- _Record excerpts_:
▶
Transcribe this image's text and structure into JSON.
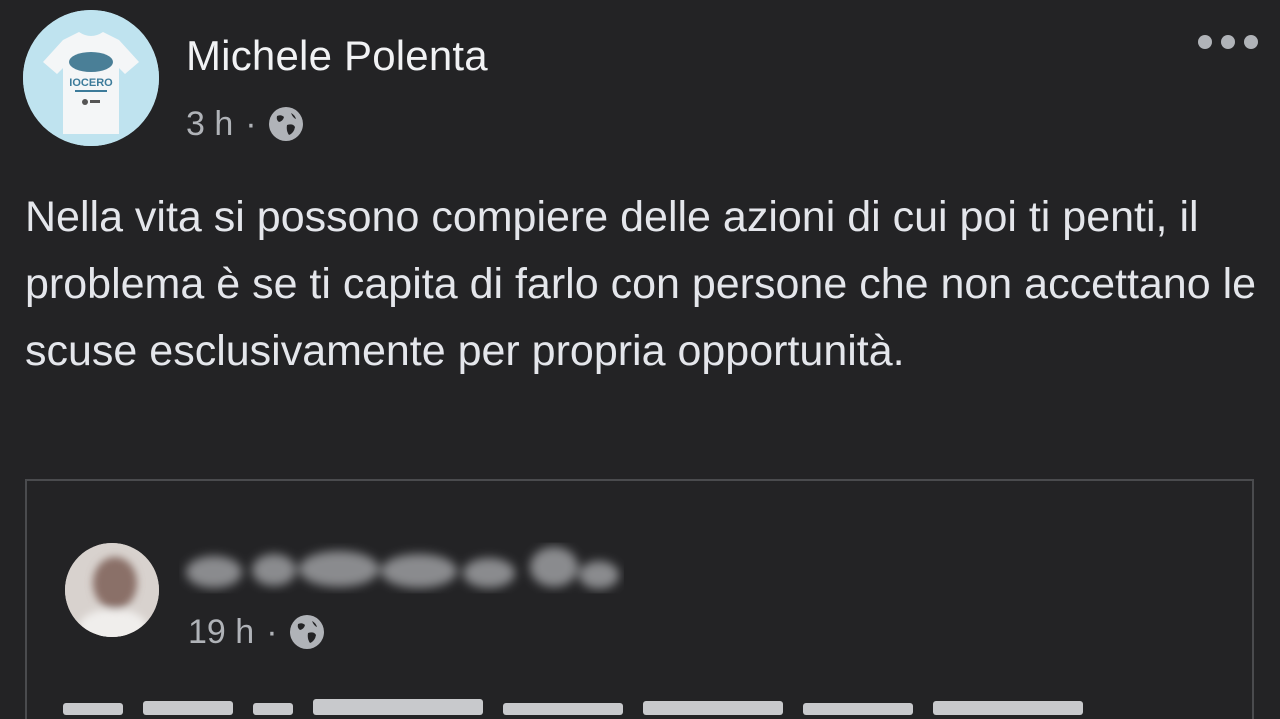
{
  "post": {
    "author": "Michele Polenta",
    "time": "3 h",
    "separator": "·",
    "privacy_icon": "globe-icon",
    "more_icon": "more-options-icon",
    "text": "Nella vita si possono compiere delle azioni di cui poi ti penti, il problema è se ti capita di farlo con persone che non accettano le scuse esclusivamente per propria opportunità.",
    "avatar_shirt_text": "IOCERO"
  },
  "shared_post": {
    "time": "19 h",
    "separator": "·",
    "privacy_icon": "globe-icon",
    "author_blurred": true
  },
  "colors": {
    "background": "#232325",
    "text": "#e4e6eb",
    "secondary": "#b0b3b8",
    "border": "#4a4b4e"
  }
}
◀
- _Set exercise_: Leave out the pictures and return every record word for word.

- _Reply to the exercise_:
Transcribe this image's text and structure into JSON.
{
  "post": {
    "author": "Michele Polenta",
    "time": "3 h",
    "separator": "·",
    "privacy_icon": "globe-icon",
    "more_icon": "more-options-icon",
    "text": "Nella vita si possono compiere delle azioni di cui poi ti penti, il problema è se ti capita di farlo con persone che non accettano le scuse esclusivamente per propria opportunità.",
    "avatar_shirt_text": "IOCERO"
  },
  "shared_post": {
    "time": "19 h",
    "separator": "·",
    "privacy_icon": "globe-icon",
    "author_blurred": true
  },
  "colors": {
    "background": "#232325",
    "text": "#e4e6eb",
    "secondary": "#b0b3b8",
    "border": "#4a4b4e"
  }
}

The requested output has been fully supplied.